[start LISTED ENTRIES]

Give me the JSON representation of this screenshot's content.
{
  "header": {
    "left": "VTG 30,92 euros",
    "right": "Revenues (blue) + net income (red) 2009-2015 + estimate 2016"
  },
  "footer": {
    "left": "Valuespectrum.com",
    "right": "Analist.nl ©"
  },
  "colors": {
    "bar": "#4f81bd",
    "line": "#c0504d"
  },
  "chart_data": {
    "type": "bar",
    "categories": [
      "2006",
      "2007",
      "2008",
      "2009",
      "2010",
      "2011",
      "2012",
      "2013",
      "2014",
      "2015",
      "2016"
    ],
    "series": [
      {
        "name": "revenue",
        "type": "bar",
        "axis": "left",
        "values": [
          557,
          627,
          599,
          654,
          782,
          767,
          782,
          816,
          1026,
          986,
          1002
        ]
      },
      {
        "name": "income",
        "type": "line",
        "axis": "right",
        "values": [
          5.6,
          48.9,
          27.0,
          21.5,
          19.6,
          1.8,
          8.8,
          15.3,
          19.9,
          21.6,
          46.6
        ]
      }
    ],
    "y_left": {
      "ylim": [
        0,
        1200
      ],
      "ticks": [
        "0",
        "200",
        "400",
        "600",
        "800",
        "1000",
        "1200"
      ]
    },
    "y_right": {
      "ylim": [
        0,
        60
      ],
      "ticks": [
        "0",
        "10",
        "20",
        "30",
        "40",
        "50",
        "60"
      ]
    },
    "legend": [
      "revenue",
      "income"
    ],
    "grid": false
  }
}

[end LISTED ENTRIES]

* **WHAT IS BEING ASKED**: Every line of the material must be returned exactly as it appears.

* **EXERCISE OUTPUT**:
Give me the JSON representation of this screenshot's content.
{
  "header": {
    "left": "VTG 30,92 euros",
    "right": "Revenues (blue) + net income (red) 2009-2015 + estimate 2016"
  },
  "footer": {
    "left": "Valuespectrum.com",
    "right": "Analist.nl ©"
  },
  "colors": {
    "bar": "#4f81bd",
    "line": "#c0504d"
  },
  "chart_data": {
    "type": "bar",
    "categories": [
      "2006",
      "2007",
      "2008",
      "2009",
      "2010",
      "2011",
      "2012",
      "2013",
      "2014",
      "2015",
      "2016"
    ],
    "series": [
      {
        "name": "revenue",
        "type": "bar",
        "axis": "left",
        "values": [
          557,
          627,
          599,
          654,
          782,
          767,
          782,
          816,
          1026,
          986,
          1002
        ]
      },
      {
        "name": "income",
        "type": "line",
        "axis": "right",
        "values": [
          5.6,
          48.9,
          27.0,
          21.5,
          19.6,
          1.8,
          8.8,
          15.3,
          19.9,
          21.6,
          46.6
        ]
      }
    ],
    "y_left": {
      "ylim": [
        0,
        1200
      ],
      "ticks": [
        "0",
        "200",
        "400",
        "600",
        "800",
        "1000",
        "1200"
      ]
    },
    "y_right": {
      "ylim": [
        0,
        60
      ],
      "ticks": [
        "0",
        "10",
        "20",
        "30",
        "40",
        "50",
        "60"
      ]
    },
    "legend": [
      "revenue",
      "income"
    ],
    "grid": false
  }
}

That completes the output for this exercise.